Reproduce the full listing that appears beneath this instruction exactly.

════════════════

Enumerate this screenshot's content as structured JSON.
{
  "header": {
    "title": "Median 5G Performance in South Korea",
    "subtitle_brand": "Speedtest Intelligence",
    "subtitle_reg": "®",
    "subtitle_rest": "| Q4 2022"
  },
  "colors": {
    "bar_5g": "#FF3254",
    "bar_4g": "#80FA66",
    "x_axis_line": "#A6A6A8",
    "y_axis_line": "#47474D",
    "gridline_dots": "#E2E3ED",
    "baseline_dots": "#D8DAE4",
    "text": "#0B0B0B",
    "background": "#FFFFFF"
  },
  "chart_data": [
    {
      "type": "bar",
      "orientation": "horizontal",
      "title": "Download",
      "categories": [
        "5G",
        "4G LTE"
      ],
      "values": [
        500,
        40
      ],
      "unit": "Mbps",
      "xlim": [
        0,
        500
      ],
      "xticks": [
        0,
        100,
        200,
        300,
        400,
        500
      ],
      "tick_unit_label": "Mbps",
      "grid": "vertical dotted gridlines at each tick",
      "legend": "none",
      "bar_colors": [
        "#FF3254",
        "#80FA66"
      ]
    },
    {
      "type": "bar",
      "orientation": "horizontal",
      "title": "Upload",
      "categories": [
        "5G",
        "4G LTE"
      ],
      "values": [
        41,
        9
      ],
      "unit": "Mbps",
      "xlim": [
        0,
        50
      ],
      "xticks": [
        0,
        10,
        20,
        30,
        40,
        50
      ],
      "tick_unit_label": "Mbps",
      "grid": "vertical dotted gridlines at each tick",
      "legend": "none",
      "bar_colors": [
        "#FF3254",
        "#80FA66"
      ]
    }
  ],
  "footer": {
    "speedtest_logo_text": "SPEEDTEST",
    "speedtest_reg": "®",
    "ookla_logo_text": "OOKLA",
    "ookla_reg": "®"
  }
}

════════════════

- Solution for this task -
Enumerate this screenshot's content as structured JSON.
{
  "header": {
    "title": "Median 5G Performance in South Korea",
    "subtitle_brand": "Speedtest Intelligence",
    "subtitle_reg": "®",
    "subtitle_rest": "| Q4 2022"
  },
  "colors": {
    "bar_5g": "#FF3254",
    "bar_4g": "#80FA66",
    "x_axis_line": "#A6A6A8",
    "y_axis_line": "#47474D",
    "gridline_dots": "#E2E3ED",
    "baseline_dots": "#D8DAE4",
    "text": "#0B0B0B",
    "background": "#FFFFFF"
  },
  "chart_data": [
    {
      "type": "bar",
      "orientation": "horizontal",
      "title": "Download",
      "categories": [
        "5G",
        "4G LTE"
      ],
      "values": [
        500,
        40
      ],
      "unit": "Mbps",
      "xlim": [
        0,
        500
      ],
      "xticks": [
        0,
        100,
        200,
        300,
        400,
        500
      ],
      "tick_unit_label": "Mbps",
      "grid": "vertical dotted gridlines at each tick",
      "legend": "none",
      "bar_colors": [
        "#FF3254",
        "#80FA66"
      ]
    },
    {
      "type": "bar",
      "orientation": "horizontal",
      "title": "Upload",
      "categories": [
        "5G",
        "4G LTE"
      ],
      "values": [
        41,
        9
      ],
      "unit": "Mbps",
      "xlim": [
        0,
        50
      ],
      "xticks": [
        0,
        10,
        20,
        30,
        40,
        50
      ],
      "tick_unit_label": "Mbps",
      "grid": "vertical dotted gridlines at each tick",
      "legend": "none",
      "bar_colors": [
        "#FF3254",
        "#80FA66"
      ]
    }
  ],
  "footer": {
    "speedtest_logo_text": "SPEEDTEST",
    "speedtest_reg": "®",
    "ookla_logo_text": "OOKLA",
    "ookla_reg": "®"
  }
}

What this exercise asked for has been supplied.